Identify and reproduce every line holding the string "price".
--- --- ---
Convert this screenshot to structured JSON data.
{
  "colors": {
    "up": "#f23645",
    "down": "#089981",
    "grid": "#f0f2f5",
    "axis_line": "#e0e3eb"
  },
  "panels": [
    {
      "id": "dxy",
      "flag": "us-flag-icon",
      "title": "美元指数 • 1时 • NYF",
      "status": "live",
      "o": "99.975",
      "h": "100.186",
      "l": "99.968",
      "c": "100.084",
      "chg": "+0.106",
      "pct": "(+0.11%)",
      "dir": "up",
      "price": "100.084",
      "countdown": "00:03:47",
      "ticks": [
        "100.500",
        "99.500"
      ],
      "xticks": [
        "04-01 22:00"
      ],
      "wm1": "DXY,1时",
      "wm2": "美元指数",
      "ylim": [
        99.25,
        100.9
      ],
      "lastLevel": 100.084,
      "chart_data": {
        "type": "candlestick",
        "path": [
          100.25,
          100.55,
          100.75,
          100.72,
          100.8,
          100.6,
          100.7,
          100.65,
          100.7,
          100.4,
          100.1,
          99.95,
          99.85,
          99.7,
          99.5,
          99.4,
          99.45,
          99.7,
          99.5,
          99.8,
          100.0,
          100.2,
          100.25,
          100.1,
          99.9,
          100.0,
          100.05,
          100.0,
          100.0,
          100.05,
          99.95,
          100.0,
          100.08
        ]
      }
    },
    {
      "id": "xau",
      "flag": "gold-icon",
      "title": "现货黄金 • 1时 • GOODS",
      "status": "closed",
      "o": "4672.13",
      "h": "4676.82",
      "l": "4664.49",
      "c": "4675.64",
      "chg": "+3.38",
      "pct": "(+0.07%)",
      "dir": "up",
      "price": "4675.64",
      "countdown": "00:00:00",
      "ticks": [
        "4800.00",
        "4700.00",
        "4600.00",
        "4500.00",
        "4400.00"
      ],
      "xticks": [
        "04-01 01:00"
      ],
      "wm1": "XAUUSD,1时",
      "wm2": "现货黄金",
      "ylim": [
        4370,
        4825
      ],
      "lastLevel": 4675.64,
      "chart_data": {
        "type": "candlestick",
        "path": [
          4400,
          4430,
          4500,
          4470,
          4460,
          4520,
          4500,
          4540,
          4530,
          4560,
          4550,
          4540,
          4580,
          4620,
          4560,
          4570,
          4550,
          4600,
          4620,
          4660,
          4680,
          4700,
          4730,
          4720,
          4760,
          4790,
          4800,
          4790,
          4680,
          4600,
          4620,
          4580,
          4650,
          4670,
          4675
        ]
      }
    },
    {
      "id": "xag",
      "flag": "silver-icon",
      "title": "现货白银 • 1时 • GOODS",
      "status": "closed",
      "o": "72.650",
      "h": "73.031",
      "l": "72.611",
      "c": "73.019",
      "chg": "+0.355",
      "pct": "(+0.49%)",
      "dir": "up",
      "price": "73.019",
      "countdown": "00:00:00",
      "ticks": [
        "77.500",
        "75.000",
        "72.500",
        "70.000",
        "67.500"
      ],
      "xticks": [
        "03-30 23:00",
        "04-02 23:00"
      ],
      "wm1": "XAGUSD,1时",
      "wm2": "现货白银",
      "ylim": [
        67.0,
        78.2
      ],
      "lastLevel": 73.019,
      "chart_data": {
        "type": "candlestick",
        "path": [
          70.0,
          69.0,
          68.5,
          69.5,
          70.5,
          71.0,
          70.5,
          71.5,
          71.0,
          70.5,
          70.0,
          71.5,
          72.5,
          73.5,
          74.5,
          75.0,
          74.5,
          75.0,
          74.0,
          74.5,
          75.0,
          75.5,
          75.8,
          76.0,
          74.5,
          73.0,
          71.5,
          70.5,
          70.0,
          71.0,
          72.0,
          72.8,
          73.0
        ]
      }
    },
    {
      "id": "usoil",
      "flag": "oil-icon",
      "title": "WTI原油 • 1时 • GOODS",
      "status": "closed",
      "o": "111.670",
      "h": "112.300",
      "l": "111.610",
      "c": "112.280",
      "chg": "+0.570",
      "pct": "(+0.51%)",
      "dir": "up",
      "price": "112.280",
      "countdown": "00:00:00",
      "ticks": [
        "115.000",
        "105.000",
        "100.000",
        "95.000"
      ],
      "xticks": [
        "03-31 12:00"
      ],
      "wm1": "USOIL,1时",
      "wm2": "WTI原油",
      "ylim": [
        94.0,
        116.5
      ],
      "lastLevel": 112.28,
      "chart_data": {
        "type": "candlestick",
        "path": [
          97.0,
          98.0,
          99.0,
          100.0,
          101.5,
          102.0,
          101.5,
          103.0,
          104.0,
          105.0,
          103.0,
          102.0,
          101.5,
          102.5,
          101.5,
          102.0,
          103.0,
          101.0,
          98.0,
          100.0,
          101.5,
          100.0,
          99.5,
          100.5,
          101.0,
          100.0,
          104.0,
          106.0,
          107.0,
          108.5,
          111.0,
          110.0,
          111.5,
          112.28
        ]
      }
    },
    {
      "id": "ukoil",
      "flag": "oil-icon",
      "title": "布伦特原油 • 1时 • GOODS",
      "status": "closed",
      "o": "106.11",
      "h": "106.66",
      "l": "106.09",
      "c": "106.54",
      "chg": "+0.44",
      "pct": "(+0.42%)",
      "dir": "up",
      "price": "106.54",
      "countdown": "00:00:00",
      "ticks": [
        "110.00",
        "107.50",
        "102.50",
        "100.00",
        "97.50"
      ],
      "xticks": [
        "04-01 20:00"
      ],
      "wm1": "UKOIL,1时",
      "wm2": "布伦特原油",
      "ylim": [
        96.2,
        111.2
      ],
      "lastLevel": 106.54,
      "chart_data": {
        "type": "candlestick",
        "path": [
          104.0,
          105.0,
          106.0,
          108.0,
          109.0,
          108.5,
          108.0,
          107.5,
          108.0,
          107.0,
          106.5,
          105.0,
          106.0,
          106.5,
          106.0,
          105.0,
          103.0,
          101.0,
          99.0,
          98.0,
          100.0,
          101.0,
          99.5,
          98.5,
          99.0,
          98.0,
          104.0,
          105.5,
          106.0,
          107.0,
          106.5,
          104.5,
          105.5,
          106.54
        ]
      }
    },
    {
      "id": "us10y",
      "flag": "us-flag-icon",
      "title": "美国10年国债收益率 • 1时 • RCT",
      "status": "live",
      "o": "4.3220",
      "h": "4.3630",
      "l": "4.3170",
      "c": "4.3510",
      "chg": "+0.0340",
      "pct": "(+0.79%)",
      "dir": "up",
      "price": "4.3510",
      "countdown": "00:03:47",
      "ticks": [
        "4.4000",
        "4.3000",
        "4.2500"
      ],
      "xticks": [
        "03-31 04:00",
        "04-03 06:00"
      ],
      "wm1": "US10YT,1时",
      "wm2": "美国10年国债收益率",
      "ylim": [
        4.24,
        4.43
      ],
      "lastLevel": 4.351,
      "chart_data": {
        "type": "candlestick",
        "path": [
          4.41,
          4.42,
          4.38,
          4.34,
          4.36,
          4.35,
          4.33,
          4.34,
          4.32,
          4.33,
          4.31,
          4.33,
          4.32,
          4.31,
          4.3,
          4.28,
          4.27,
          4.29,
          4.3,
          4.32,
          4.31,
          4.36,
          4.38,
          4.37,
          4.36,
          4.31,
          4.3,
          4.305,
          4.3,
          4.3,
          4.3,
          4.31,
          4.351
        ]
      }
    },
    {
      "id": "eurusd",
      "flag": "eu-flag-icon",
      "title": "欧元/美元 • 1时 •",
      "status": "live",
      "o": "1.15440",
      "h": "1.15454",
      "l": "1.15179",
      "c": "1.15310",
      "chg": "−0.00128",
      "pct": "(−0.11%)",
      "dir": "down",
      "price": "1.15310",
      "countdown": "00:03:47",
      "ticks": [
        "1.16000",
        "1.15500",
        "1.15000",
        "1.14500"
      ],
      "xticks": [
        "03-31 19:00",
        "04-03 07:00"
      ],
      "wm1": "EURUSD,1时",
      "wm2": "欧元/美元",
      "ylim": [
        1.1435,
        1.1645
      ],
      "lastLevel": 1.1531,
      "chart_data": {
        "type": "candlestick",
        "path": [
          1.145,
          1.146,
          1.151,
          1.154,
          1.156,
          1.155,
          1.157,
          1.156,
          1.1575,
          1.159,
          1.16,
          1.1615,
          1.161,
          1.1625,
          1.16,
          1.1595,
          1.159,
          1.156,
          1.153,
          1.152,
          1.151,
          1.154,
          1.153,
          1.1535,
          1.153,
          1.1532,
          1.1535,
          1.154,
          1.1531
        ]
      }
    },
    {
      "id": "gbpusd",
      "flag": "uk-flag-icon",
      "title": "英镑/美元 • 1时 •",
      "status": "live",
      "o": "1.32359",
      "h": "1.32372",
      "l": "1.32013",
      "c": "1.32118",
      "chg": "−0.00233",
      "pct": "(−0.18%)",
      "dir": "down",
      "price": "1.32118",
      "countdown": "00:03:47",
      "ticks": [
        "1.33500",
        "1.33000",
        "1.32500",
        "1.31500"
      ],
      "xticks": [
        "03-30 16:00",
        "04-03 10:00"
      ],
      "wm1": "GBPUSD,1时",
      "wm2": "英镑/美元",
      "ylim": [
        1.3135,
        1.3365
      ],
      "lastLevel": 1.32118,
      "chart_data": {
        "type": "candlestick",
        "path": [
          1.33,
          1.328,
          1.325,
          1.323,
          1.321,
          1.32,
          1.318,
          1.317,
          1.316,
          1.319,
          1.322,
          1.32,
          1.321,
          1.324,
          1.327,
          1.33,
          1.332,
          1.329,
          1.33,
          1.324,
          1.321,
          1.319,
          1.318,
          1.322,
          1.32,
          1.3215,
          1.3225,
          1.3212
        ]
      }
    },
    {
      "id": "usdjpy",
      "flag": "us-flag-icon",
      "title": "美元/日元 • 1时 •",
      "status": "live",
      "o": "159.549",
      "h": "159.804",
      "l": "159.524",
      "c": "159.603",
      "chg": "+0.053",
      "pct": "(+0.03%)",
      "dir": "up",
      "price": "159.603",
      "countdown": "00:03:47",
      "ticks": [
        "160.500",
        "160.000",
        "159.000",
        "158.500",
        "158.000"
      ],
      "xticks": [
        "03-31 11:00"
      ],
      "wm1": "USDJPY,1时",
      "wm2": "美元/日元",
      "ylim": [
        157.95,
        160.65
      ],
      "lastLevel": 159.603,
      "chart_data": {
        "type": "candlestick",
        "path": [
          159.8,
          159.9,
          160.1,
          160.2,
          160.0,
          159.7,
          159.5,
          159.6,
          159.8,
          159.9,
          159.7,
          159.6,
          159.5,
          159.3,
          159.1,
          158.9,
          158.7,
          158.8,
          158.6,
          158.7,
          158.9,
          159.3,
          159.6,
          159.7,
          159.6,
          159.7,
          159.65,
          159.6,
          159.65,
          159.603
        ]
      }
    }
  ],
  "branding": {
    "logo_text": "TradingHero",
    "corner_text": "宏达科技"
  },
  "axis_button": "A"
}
--- --- ---
▶ _Right answer_
      "price": "100.084",
      "price": "4675.64",
      "price": "73.019",
      "price": "112.280",
      "price": "106.54",
      "price": "4.3510",
      "price": "1.15310",
      "price": "1.32118",
      "price": "159.603",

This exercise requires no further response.